Short problem: Transcribe all the entries word for word, omitting any pictures they contain.

Records from a dataset

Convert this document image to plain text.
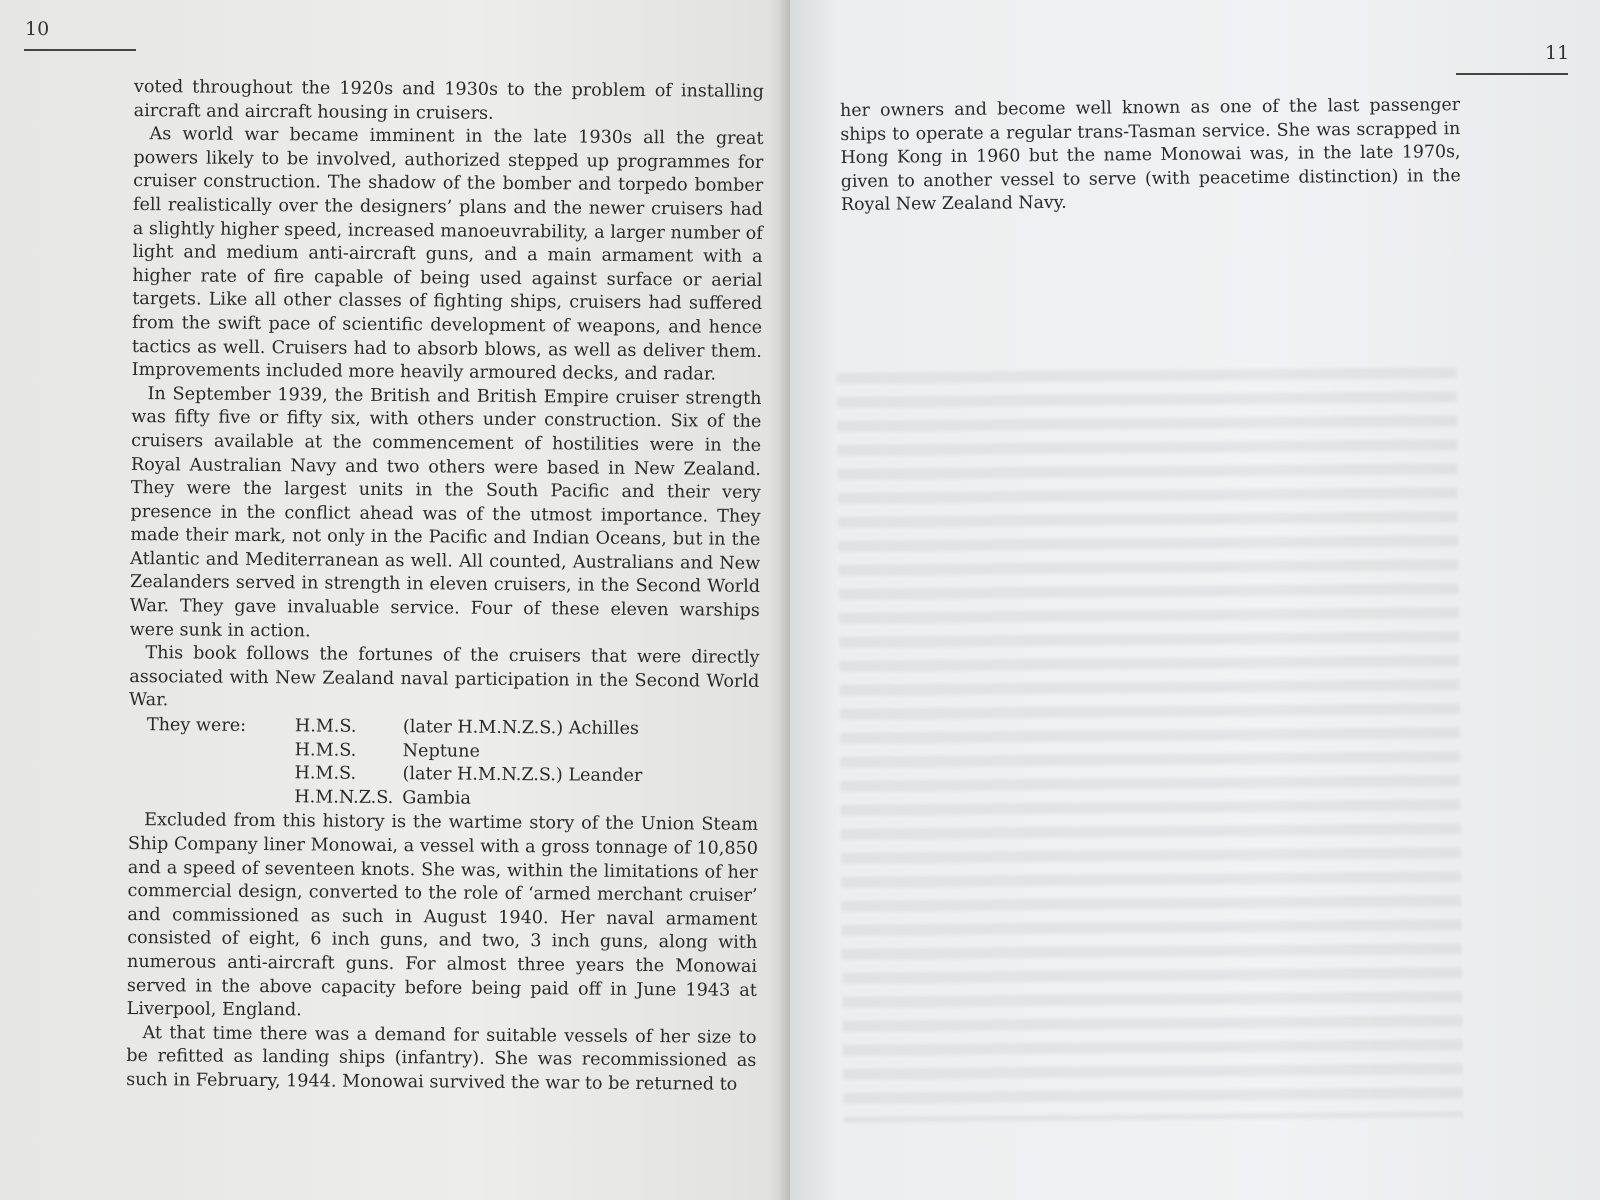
10

voted throughout the 1920s and 1930s to the problem of installing aircraft and aircraft housing in cruisers.

As world war became imminent in the late 1930s all the great powers likely to be involved, authorized stepped up programmes for cruiser construction. The shadow of the bomber and torpedo bomber fell realistically over the designers’ plans and the newer cruisers had a slightly higher speed, increased manoeuvrability, a larger number of light and medium anti-aircraft guns, and a main armament with a higher rate of fire capable of being used against surface or aerial targets. Like all other classes of fighting ships, cruisers had suffered from the swift pace of scientific development of weapons, and hence tactics as well. Cruisers had to absorb blows, as well as deliver them. Improvements included more heavily armoured decks, and radar.

In September 1939, the British and British Empire cruiser strength was fifty five or fifty six, with others under construction. Six of the cruisers available at the commencement of hostilities were in the Royal Australian Navy and two others were based in New Zealand. They were the largest units in the South Pacific and their very presence in the conflict ahead was of the utmost importance. They made their mark, not only in the Pacific and Indian Oceans, but in the Atlantic and Mediterranean as well. All counted, Australians and New Zealanders served in strength in eleven cruisers, in the Second World War. They gave invaluable service. Four of these eleven warships were sunk in action.

This book follows the fortunes of the cruisers that were directly associated with New Zealand naval participation in the Second World War.

They were:	H.M.S.	(later H.M.N.Z.S.) Achilles
H.M.S.	Neptune
H.M.S.	(later H.M.N.Z.S.) Leander
H.M.N.Z.S. Gambia

Excluded from this history is the wartime story of the Union Steam Ship Company liner Monowai, a vessel with a gross tonnage of 10,850 and a speed of seventeen knots. She was, within the limitations of her commercial design, converted to the role of ‘armed merchant cruiser’ and commissioned as such in August 1940. Her naval armament consisted of eight, 6 inch guns, and two, 3 inch guns, along with numerous anti-aircraft guns. For almost three years the Monowai served in the above capacity before being paid off in June 1943 at Liverpool, England.

At that time there was a demand for suitable vessels of her size to be refitted as landing ships (infantry). She was recommissioned as such in February, 1944. Monowai survived the war to be returned to

11

her owners and become well known as one of the last passenger ships to operate a regular trans-Tasman service. She was scrapped in Hong Kong in 1960 but the name Monowai was, in the late 1970s, given to another vessel to serve (with peacetime distinction) in the Royal New Zealand Navy.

Result for this exercise:
Convert this document image to plain text.
10

voted throughout the 1920s and 1930s to the problem of installing aircraft and aircraft housing in cruisers.

As world war became imminent in the late 1930s all the great powers likely to be involved, authorized stepped up programmes for cruiser construction. The shadow of the bomber and torpedo bomber fell realistically over the designers’ plans and the newer cruisers had a slightly higher speed, increased manoeuvrability, a larger number of light and medium anti-aircraft guns, and a main armament with a higher rate of fire capable of being used against surface or aerial targets. Like all other classes of fighting ships, cruisers had suffered from the swift pace of scientific development of weapons, and hence tactics as well. Cruisers had to absorb blows, as well as deliver them. Improvements included more heavily armoured decks, and radar.

In September 1939, the British and British Empire cruiser strength was fifty five or fifty six, with others under construction. Six of the cruisers available at the commencement of hostilities were in the Royal Australian Navy and two others were based in New Zealand. They were the largest units in the South Pacific and their very presence in the conflict ahead was of the utmost importance. They made their mark, not only in the Pacific and Indian Oceans, but in the Atlantic and Mediterranean as well. All counted, Australians and New Zealanders served in strength in eleven cruisers, in the Second World War. They gave invaluable service. Four of these eleven warships were sunk in action.

This book follows the fortunes of the cruisers that were directly associated with New Zealand naval participation in the Second World War.

They were:	H.M.S.	(later H.M.N.Z.S.) Achilles
H.M.S.	Neptune
H.M.S.	(later H.M.N.Z.S.) Leander
H.M.N.Z.S. Gambia

Excluded from this history is the wartime story of the Union Steam Ship Company liner Monowai, a vessel with a gross tonnage of 10,850 and a speed of seventeen knots. She was, within the limitations of her commercial design, converted to the role of ‘armed merchant cruiser’ and commissioned as such in August 1940. Her naval armament consisted of eight, 6 inch guns, and two, 3 inch guns, along with numerous anti-aircraft guns. For almost three years the Monowai served in the above capacity before being paid off in June 1943 at Liverpool, England.

At that time there was a demand for suitable vessels of her size to be refitted as landing ships (infantry). She was recommissioned as such in February, 1944. Monowai survived the war to be returned to

11

her owners and become well known as one of the last passenger ships to operate a regular trans-Tasman service. She was scrapped in Hong Kong in 1960 but the name Monowai was, in the late 1970s, given to another vessel to serve (with peacetime distinction) in the Royal New Zealand Navy.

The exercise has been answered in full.